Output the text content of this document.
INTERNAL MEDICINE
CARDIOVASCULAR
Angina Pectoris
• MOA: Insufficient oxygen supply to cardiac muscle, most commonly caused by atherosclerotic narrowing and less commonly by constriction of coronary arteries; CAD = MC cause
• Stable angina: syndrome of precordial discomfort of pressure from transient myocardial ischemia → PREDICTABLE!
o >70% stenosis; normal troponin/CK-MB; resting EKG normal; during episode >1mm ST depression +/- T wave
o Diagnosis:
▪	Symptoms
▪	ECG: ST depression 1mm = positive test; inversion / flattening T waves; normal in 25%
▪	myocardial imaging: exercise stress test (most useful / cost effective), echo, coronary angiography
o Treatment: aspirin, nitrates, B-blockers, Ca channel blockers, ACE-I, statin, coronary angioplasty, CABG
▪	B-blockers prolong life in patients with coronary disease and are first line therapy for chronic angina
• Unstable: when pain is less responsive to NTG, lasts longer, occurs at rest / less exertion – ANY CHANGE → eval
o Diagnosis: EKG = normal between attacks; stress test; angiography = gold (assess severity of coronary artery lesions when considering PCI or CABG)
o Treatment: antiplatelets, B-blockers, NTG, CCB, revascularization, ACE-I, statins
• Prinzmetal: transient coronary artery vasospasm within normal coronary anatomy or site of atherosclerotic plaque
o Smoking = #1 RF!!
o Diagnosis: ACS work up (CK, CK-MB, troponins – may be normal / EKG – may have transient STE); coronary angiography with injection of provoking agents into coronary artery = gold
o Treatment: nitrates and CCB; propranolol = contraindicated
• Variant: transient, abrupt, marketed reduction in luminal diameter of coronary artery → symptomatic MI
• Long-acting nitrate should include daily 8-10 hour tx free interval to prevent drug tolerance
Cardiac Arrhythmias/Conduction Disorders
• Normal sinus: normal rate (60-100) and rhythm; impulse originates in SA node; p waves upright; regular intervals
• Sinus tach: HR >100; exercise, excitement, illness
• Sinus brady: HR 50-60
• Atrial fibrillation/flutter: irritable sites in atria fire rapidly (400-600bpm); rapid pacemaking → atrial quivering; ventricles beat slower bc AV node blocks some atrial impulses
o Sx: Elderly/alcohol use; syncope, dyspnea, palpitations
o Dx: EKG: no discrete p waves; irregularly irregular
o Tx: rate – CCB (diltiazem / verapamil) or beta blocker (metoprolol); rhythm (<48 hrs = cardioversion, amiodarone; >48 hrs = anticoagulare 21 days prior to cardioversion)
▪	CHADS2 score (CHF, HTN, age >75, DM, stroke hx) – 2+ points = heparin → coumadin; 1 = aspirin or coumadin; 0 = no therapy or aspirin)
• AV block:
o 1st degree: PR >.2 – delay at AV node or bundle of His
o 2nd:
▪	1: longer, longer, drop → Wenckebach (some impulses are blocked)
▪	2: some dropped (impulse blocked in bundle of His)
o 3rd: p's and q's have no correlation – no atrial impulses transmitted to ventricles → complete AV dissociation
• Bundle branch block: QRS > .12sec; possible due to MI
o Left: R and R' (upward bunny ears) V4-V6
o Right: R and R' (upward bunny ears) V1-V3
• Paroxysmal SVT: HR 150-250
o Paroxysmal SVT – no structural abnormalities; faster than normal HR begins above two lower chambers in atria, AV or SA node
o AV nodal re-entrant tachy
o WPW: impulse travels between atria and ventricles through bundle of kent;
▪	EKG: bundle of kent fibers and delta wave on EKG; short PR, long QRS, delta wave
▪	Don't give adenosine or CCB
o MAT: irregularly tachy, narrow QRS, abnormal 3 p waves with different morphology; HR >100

==================================================

_TASK DIRECTIONS_
Say how many lines above contain "Diagnosis", and give no words besides the number.

_SOLUTION_
3